**TASK GOAL:** Set down all of the data that follows word for word, without the images.

□ □ □

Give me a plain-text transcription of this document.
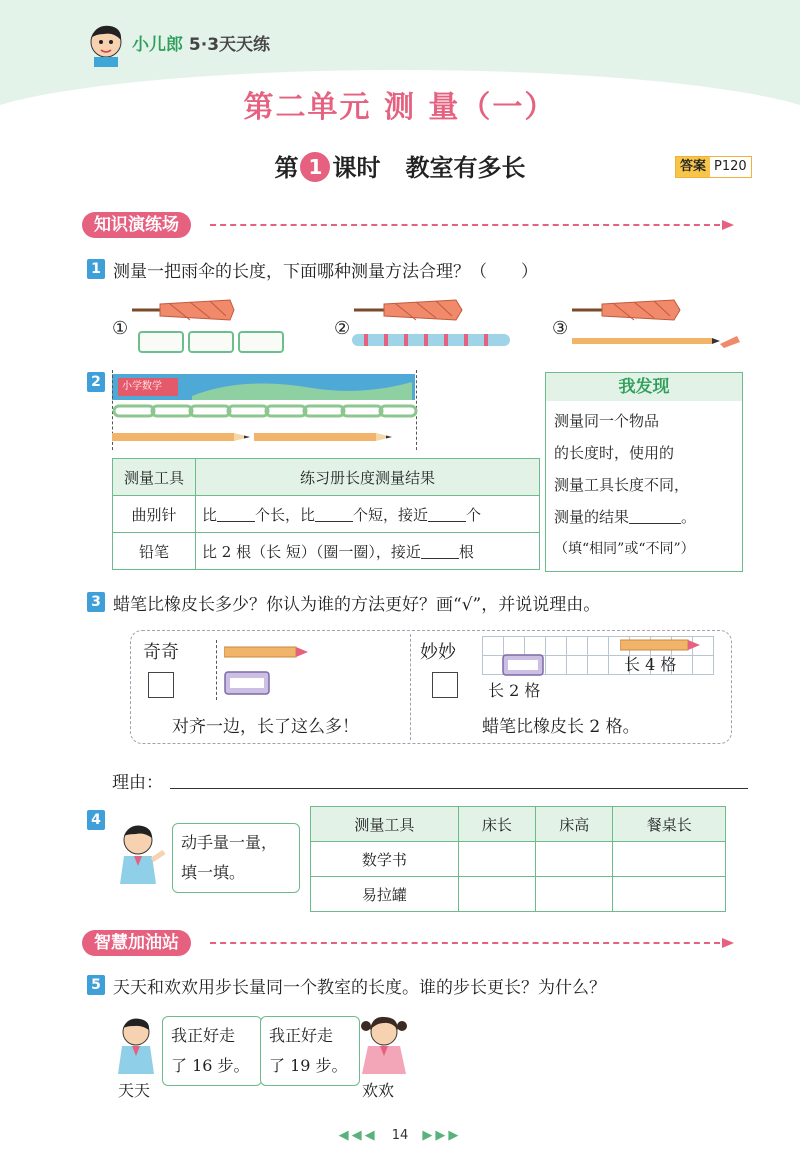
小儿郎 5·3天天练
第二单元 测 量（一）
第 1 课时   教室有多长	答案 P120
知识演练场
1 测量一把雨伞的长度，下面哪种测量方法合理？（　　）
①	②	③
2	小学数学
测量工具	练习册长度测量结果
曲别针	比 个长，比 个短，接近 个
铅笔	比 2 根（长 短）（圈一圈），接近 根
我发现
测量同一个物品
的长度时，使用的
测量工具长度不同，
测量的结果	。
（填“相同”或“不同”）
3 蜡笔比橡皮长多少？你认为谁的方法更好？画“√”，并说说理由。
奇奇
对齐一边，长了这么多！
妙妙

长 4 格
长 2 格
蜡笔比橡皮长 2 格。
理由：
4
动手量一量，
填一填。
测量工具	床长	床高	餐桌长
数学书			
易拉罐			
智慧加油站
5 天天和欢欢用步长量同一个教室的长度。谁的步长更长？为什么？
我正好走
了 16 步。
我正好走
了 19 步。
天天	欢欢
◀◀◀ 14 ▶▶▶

□ □ □

**EXPECTED ANSWER:**
Give me a plain-text transcription of this document.
小儿郎 5·3天天练
第二单元 测 量（一）
第 1 课时   教室有多长	答案 P120
知识演练场
1 测量一把雨伞的长度，下面哪种测量方法合理？（　　）
①	②	③
2	小学数学
测量工具	练习册长度测量结果
曲别针	比 个长，比 个短，接近 个
铅笔	比 2 根（长 短）（圈一圈），接近 根
我发现
测量同一个物品
的长度时，使用的
测量工具长度不同，
测量的结果	。
（填“相同”或“不同”）
3 蜡笔比橡皮长多少？你认为谁的方法更好？画“√”，并说说理由。
奇奇
对齐一边，长了这么多！
妙妙

长 4 格
长 2 格
蜡笔比橡皮长 2 格。
理由：
4
动手量一量，
填一填。
测量工具	床长	床高	餐桌长
数学书			
易拉罐			
智慧加油站
5 天天和欢欢用步长量同一个教室的长度。谁的步长更长？为什么？
我正好走
了 16 步。
我正好走
了 19 步。
天天	欢欢
◀◀◀ 14 ▶▶▶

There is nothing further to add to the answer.